**TASK DIRECTIONS**
Return the material word for word. Do not include pictures.

**SUPPLIED MATERIAL**
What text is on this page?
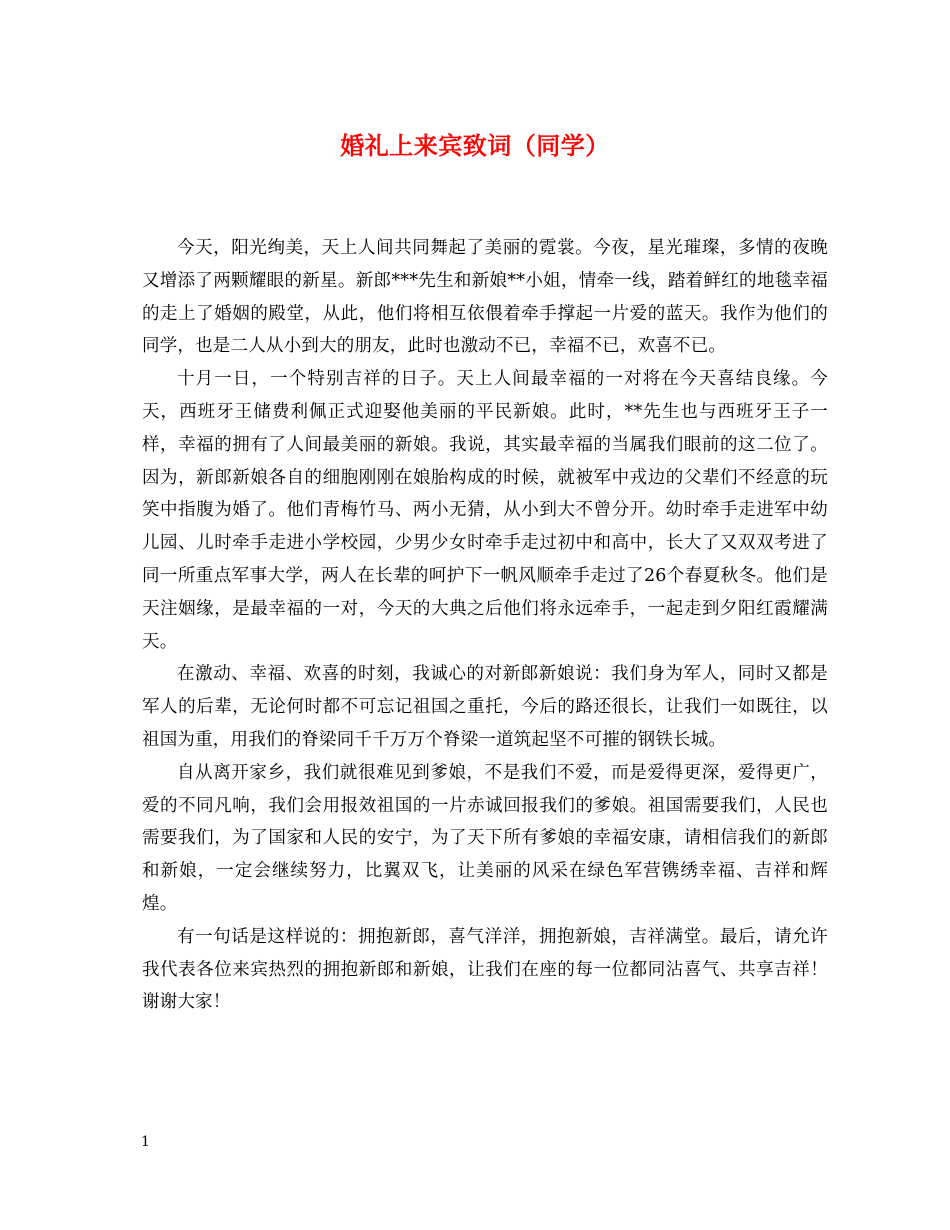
婚礼上来宾致词（同学）

今天，阳光绚美，天上人间共同舞起了美丽的霓裳。今夜，星光璀璨，多情的夜晚又增添了两颗耀眼的新星。新郎***先生和新娘**小姐，情牵一线，踏着鲜红的地毯幸福的走上了婚姻的殿堂，从此，他们将相互依偎着牵手撑起一片爱的蓝天。我作为他们的同学，也是二人从小到大的朋友，此时也激动不已，幸福不已，欢喜不已。

十月一日，一个特别吉祥的日子。天上人间最幸福的一对将在今天喜结良缘。今天，西班牙王储费利佩正式迎娶他美丽的平民新娘。此时，**先生也与西班牙王子一样，幸福的拥有了人间最美丽的新娘。我说，其实最幸福的当属我们眼前的这二位了。因为，新郎新娘各自的细胞刚刚在娘胎构成的时候，就被军中戎边的父辈们不经意的玩笑中指腹为婚了。他们青梅竹马、两小无猜，从小到大不曾分开。幼时牵手走进军中幼儿园、儿时牵手走进小学校园，少男少女时牵手走过初中和高中，长大了又双双考进了同一所重点军事大学，两人在长辈的呵护下一帆风顺牵手走过了26个春夏秋冬。他们是天注姻缘，是最幸福的一对，今天的大典之后他们将永远牵手，一起走到夕阳红霞耀满天。

在激动、幸福、欢喜的时刻，我诚心的对新郎新娘说：我们身为军人，同时又都是军人的后辈，无论何时都不可忘记祖国之重托，今后的路还很长，让我们一如既往，以祖国为重，用我们的脊梁同千千万万个脊梁一道筑起坚不可摧的钢铁长城。

自从离开家乡，我们就很难见到爹娘，不是我们不爱，而是爱得更深，爱得更广，爱的不同凡响，我们会用报效祖国的一片赤诚回报我们的爹娘。祖国需要我们，人民也需要我们，为了国家和人民的安宁，为了天下所有爹娘的幸福安康，请相信我们的新郎和新娘，一定会继续努力，比翼双飞，让美丽的风采在绿色军营镌绣幸福、吉祥和辉煌。

有一句话是这样说的：拥抱新郎，喜气洋洋，拥抱新娘，吉祥满堂。最后，请允许我代表各位来宾热烈的拥抱新郎和新娘，让我们在座的每一位都同沾喜气、共享吉祥！　　　谢谢大家！

1
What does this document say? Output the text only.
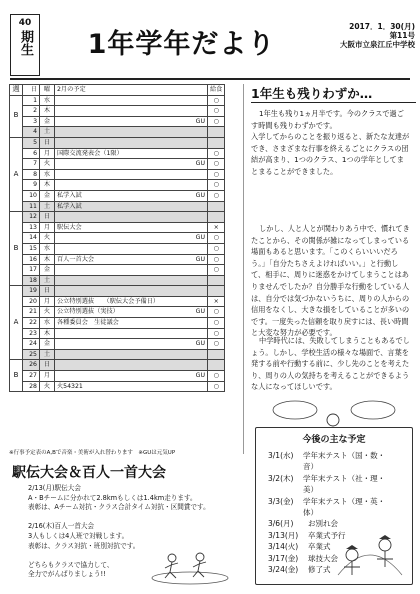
40
期生	1年学年だより
2017．1．30(月)
第11号
大阪市立泉江丘中学校
週	日	曜	2月の予定	給食
B	1	水		○
	2	木		○
	3	金	GU	○
	4	土		
A	5	日		
	6	月	国際交流発表会（1限）	○
	7	火	GU	○
	8	水		○
	9	木		○
	10	金	私学入試 GU	○
	11	土	私学入試	
B	12	日		
	13	月	駅伝大会	×
	14	火	GU	○
	15	水		○
	16	木	百人一首大会 GU	○
	17	金		○
	18	土		
A	19	日		
	20	月	公立特別選抜　　（駅伝大会予備日）	×
	21	火	公立特別選抜（実技） GU	○
	22	水	各種委員会　生徒議会	○
	23	木		○
	24	金	GU	○
	25	土		
B	26	日		
	27	月	GU	○
	28	火	火54321	○
※行事予定表のA,Bで音楽・美術が入れ替わります　※GUは元気UP
駅伝大会＆百人一首大会
2/13(月)駅伝大会
A・Bチームに分かれて2.8kmもしくは1.4km走ります。
表彰は、Aチーム対抗・クラス合計タイム対抗・区間賞です。

2/16(木)百人一首大会
3人もしくは4人班で対戦します。
表彰は、クラス対抗・班別対抗です。

どちらもクラスで協力して、
全力でがんばりましょう!!
1年生も残りわずか…
1年生も残り1ヵ月半です。今のクラスで過ごす時間も残りわずかです。
入学してからのことを振り返ると、新たな友達ができ、さまざまな行事を終えるごとにクラスの団結が高まり、1つのクラス、1つの学年としてまとまることができました。
しかし、人と人とが関わりあう中で、慣れてきたことから、その関係が雑になってしまっている場面もあると思います。「このくらいいいだろう。」「自分たちさえよければいい。」と行動して、相手に、周りに迷惑をかけてしまうことはありませんでしたか？自分勝手な行動をしている人は、自分では気づかないうちに、周りの人からの信用をなくし、大きな損をしていることが多いのです。一度失った信頼を取り戻すには、長い時間と大変な努力が必要です。
中学時代には、失敗してしまうこともあるでしょう。しかし、学校生活の様々な場面で、言葉を発する前や行動する前に、少し先のことを考えたり、周りの人の気持ちを考えることができるような人になってほしいです。
今後の主な予定
3/1(水)	学年末テスト（国・数・音）
3/2(木)	学年末テスト（社・理・美）
3/3(金)	学年末テスト（理・英・体）
3/6(月)	お別れ会
3/13(月)	卒業式予行
3/14(火)	卒業式
3/17(金)	球技大会
3/24(金)	修了式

**RESULT OF THE EXERCISE**
What text is on this page?
婚礼上来宾致词（同学）

今天，阳光绚美，天上人间共同舞起了美丽的霓裳。今夜，星光璀璨，多情的夜晚又增添了两颗耀眼的新星。新郎***先生和新娘**小姐，情牵一线，踏着鲜红的地毯幸福的走上了婚姻的殿堂，从此，他们将相互依偎着牵手撑起一片爱的蓝天。我作为他们的同学，也是二人从小到大的朋友，此时也激动不已，幸福不已，欢喜不已。

十月一日，一个特别吉祥的日子。天上人间最幸福的一对将在今天喜结良缘。今天，西班牙王储费利佩正式迎娶他美丽的平民新娘。此时，**先生也与西班牙王子一样，幸福的拥有了人间最美丽的新娘。我说，其实最幸福的当属我们眼前的这二位了。因为，新郎新娘各自的细胞刚刚在娘胎构成的时候，就被军中戎边的父辈们不经意的玩笑中指腹为婚了。他们青梅竹马、两小无猜，从小到大不曾分开。幼时牵手走进军中幼儿园、儿时牵手走进小学校园，少男少女时牵手走过初中和高中，长大了又双双考进了同一所重点军事大学，两人在长辈的呵护下一帆风顺牵手走过了26个春夏秋冬。他们是天注姻缘，是最幸福的一对，今天的大典之后他们将永远牵手，一起走到夕阳红霞耀满天。

在激动、幸福、欢喜的时刻，我诚心的对新郎新娘说：我们身为军人，同时又都是军人的后辈，无论何时都不可忘记祖国之重托，今后的路还很长，让我们一如既往，以祖国为重，用我们的脊梁同千千万万个脊梁一道筑起坚不可摧的钢铁长城。

自从离开家乡，我们就很难见到爹娘，不是我们不爱，而是爱得更深，爱得更广，爱的不同凡响，我们会用报效祖国的一片赤诚回报我们的爹娘。祖国需要我们，人民也需要我们，为了国家和人民的安宁，为了天下所有爹娘的幸福安康，请相信我们的新郎和新娘，一定会继续努力，比翼双飞，让美丽的风采在绿色军营镌绣幸福、吉祥和辉煌。

有一句话是这样说的：拥抱新郎，喜气洋洋，拥抱新娘，吉祥满堂。最后，请允许我代表各位来宾热烈的拥抱新郎和新娘，让我们在座的每一位都同沾喜气、共享吉祥！　　　谢谢大家！

1
What does this document say? Output the text only.
40
期生	1年学年だより
2017．1．30(月)
第11号
大阪市立泉江丘中学校
週	日	曜	2月の予定	給食
B	1	水		○
	2	木		○
	3	金	GU	○
	4	土		
A	5	日		
	6	月	国際交流発表会（1限）	○
	7	火	GU	○
	8	水		○
	9	木		○
	10	金	私学入試 GU	○
	11	土	私学入試	
B	12	日		
	13	月	駅伝大会	×
	14	火	GU	○
	15	水		○
	16	木	百人一首大会 GU	○
	17	金		○
	18	土		
A	19	日		
	20	月	公立特別選抜　　（駅伝大会予備日）	×
	21	火	公立特別選抜（実技） GU	○
	22	水	各種委員会　生徒議会	○
	23	木		○
	24	金	GU	○
	25	土		
B	26	日		
	27	月	GU	○
	28	火	火54321	○
※行事予定表のA,Bで音楽・美術が入れ替わります　※GUは元気UP
駅伝大会＆百人一首大会
2/13(月)駅伝大会
A・Bチームに分かれて2.8kmもしくは1.4km走ります。
表彰は、Aチーム対抗・クラス合計タイム対抗・区間賞です。

2/16(木)百人一首大会
3人もしくは4人班で対戦します。
表彰は、クラス対抗・班別対抗です。

どちらもクラスで協力して、
全力でがんばりましょう!!
1年生も残りわずか…
1年生も残り1ヵ月半です。今のクラスで過ごす時間も残りわずかです。
入学してからのことを振り返ると、新たな友達ができ、さまざまな行事を終えるごとにクラスの団結が高まり、1つのクラス、1つの学年としてまとまることができました。
しかし、人と人とが関わりあう中で、慣れてきたことから、その関係が雑になってしまっている場面もあると思います。「このくらいいいだろう。」「自分たちさえよければいい。」と行動して、相手に、周りに迷惑をかけてしまうことはありませんでしたか？自分勝手な行動をしている人は、自分では気づかないうちに、周りの人からの信用をなくし、大きな損をしていることが多いのです。一度失った信頼を取り戻すには、長い時間と大変な努力が必要です。
中学時代には、失敗してしまうこともあるでしょう。しかし、学校生活の様々な場面で、言葉を発する前や行動する前に、少し先のことを考えたり、周りの人の気持ちを考えることができるような人になってほしいです。
今後の主な予定
3/1(水)	学年末テスト（国・数・音）
3/2(木)	学年末テスト（社・理・美）
3/3(金)	学年末テスト（理・英・体）
3/6(月)	お別れ会
3/13(月)	卒業式予行
3/14(火)	卒業式
3/17(金)	球技大会
3/24(金)	修了式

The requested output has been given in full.